--- START EXERCISE MATERIAL ---
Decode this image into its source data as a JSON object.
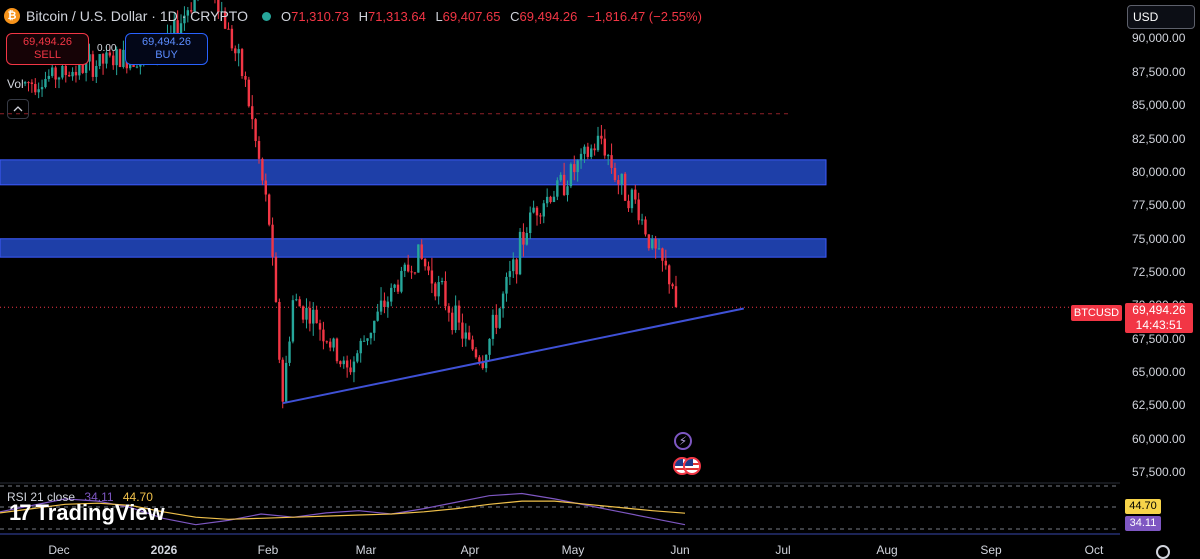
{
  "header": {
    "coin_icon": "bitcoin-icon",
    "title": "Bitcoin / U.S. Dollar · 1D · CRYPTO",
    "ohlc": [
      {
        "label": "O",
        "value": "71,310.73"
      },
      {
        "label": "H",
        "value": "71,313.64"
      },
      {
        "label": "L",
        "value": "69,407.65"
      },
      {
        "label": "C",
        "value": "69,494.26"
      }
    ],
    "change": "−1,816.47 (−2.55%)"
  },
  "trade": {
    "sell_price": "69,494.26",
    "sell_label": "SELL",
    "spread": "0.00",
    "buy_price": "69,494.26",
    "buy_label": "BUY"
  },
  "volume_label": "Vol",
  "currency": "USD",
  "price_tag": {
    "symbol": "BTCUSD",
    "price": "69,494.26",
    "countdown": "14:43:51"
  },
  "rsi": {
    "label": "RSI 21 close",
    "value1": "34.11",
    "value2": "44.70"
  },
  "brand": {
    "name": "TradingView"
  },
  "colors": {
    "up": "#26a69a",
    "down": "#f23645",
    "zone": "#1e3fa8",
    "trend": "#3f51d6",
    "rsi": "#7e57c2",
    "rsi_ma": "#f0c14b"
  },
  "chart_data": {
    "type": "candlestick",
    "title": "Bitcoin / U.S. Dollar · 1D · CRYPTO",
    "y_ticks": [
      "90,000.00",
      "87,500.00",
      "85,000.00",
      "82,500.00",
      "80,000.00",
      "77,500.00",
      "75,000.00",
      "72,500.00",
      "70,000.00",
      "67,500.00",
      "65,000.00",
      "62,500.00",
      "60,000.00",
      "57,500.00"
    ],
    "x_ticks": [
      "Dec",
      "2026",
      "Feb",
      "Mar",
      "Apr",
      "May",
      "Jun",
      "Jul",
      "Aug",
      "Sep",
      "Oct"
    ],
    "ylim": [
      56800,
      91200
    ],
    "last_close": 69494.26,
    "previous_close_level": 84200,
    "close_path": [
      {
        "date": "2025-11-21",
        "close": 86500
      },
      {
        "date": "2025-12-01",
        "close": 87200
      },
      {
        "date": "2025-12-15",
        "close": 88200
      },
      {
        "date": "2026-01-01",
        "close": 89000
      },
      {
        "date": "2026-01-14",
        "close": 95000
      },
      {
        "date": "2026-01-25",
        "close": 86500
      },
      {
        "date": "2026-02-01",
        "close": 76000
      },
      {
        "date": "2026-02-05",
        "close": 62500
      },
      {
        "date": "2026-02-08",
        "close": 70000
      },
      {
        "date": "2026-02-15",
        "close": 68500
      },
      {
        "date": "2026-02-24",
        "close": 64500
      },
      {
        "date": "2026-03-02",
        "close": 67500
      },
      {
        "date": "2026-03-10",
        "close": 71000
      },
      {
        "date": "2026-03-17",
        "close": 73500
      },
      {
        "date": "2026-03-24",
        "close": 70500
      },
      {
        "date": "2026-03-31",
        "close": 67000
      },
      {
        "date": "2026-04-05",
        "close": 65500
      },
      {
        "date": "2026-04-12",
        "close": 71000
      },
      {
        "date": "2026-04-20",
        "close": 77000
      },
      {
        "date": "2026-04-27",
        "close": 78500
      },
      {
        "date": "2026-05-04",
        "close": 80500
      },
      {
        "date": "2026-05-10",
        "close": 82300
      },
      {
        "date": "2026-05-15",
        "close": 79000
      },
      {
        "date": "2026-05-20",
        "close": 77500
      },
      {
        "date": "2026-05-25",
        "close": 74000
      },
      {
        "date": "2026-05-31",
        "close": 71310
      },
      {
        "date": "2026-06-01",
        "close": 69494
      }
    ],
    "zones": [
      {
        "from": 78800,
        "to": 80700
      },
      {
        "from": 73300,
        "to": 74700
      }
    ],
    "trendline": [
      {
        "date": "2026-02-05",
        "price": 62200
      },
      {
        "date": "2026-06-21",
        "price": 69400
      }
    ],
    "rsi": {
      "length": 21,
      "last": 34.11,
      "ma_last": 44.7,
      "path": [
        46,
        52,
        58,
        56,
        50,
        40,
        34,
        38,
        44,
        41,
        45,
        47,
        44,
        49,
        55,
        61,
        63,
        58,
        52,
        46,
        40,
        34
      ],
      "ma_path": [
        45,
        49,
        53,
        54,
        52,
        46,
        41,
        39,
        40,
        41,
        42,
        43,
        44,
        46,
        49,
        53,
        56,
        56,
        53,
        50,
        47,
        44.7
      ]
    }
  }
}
--- END EXERCISE MATERIAL ---
Transcribe all the lines above exactly, apart from the pictures.

▶ [SOLUTION TO THIS EXERCISE]:
Decode this image into its source data as a JSON object.
{
  "header": {
    "coin_icon": "bitcoin-icon",
    "title": "Bitcoin / U.S. Dollar · 1D · CRYPTO",
    "ohlc": [
      {
        "label": "O",
        "value": "71,310.73"
      },
      {
        "label": "H",
        "value": "71,313.64"
      },
      {
        "label": "L",
        "value": "69,407.65"
      },
      {
        "label": "C",
        "value": "69,494.26"
      }
    ],
    "change": "−1,816.47 (−2.55%)"
  },
  "trade": {
    "sell_price": "69,494.26",
    "sell_label": "SELL",
    "spread": "0.00",
    "buy_price": "69,494.26",
    "buy_label": "BUY"
  },
  "volume_label": "Vol",
  "currency": "USD",
  "price_tag": {
    "symbol": "BTCUSD",
    "price": "69,494.26",
    "countdown": "14:43:51"
  },
  "rsi": {
    "label": "RSI 21 close",
    "value1": "34.11",
    "value2": "44.70"
  },
  "brand": {
    "name": "TradingView"
  },
  "colors": {
    "up": "#26a69a",
    "down": "#f23645",
    "zone": "#1e3fa8",
    "trend": "#3f51d6",
    "rsi": "#7e57c2",
    "rsi_ma": "#f0c14b"
  },
  "chart_data": {
    "type": "candlestick",
    "title": "Bitcoin / U.S. Dollar · 1D · CRYPTO",
    "y_ticks": [
      "90,000.00",
      "87,500.00",
      "85,000.00",
      "82,500.00",
      "80,000.00",
      "77,500.00",
      "75,000.00",
      "72,500.00",
      "70,000.00",
      "67,500.00",
      "65,000.00",
      "62,500.00",
      "60,000.00",
      "57,500.00"
    ],
    "x_ticks": [
      "Dec",
      "2026",
      "Feb",
      "Mar",
      "Apr",
      "May",
      "Jun",
      "Jul",
      "Aug",
      "Sep",
      "Oct"
    ],
    "ylim": [
      56800,
      91200
    ],
    "last_close": 69494.26,
    "previous_close_level": 84200,
    "close_path": [
      {
        "date": "2025-11-21",
        "close": 86500
      },
      {
        "date": "2025-12-01",
        "close": 87200
      },
      {
        "date": "2025-12-15",
        "close": 88200
      },
      {
        "date": "2026-01-01",
        "close": 89000
      },
      {
        "date": "2026-01-14",
        "close": 95000
      },
      {
        "date": "2026-01-25",
        "close": 86500
      },
      {
        "date": "2026-02-01",
        "close": 76000
      },
      {
        "date": "2026-02-05",
        "close": 62500
      },
      {
        "date": "2026-02-08",
        "close": 70000
      },
      {
        "date": "2026-02-15",
        "close": 68500
      },
      {
        "date": "2026-02-24",
        "close": 64500
      },
      {
        "date": "2026-03-02",
        "close": 67500
      },
      {
        "date": "2026-03-10",
        "close": 71000
      },
      {
        "date": "2026-03-17",
        "close": 73500
      },
      {
        "date": "2026-03-24",
        "close": 70500
      },
      {
        "date": "2026-03-31",
        "close": 67000
      },
      {
        "date": "2026-04-05",
        "close": 65500
      },
      {
        "date": "2026-04-12",
        "close": 71000
      },
      {
        "date": "2026-04-20",
        "close": 77000
      },
      {
        "date": "2026-04-27",
        "close": 78500
      },
      {
        "date": "2026-05-04",
        "close": 80500
      },
      {
        "date": "2026-05-10",
        "close": 82300
      },
      {
        "date": "2026-05-15",
        "close": 79000
      },
      {
        "date": "2026-05-20",
        "close": 77500
      },
      {
        "date": "2026-05-25",
        "close": 74000
      },
      {
        "date": "2026-05-31",
        "close": 71310
      },
      {
        "date": "2026-06-01",
        "close": 69494
      }
    ],
    "zones": [
      {
        "from": 78800,
        "to": 80700
      },
      {
        "from": 73300,
        "to": 74700
      }
    ],
    "trendline": [
      {
        "date": "2026-02-05",
        "price": 62200
      },
      {
        "date": "2026-06-21",
        "price": 69400
      }
    ],
    "rsi": {
      "length": 21,
      "last": 34.11,
      "ma_last": 44.7,
      "path": [
        46,
        52,
        58,
        56,
        50,
        40,
        34,
        38,
        44,
        41,
        45,
        47,
        44,
        49,
        55,
        61,
        63,
        58,
        52,
        46,
        40,
        34
      ],
      "ma_path": [
        45,
        49,
        53,
        54,
        52,
        46,
        41,
        39,
        40,
        41,
        42,
        43,
        44,
        46,
        49,
        53,
        56,
        56,
        53,
        50,
        47,
        44.7
      ]
    }
  }
}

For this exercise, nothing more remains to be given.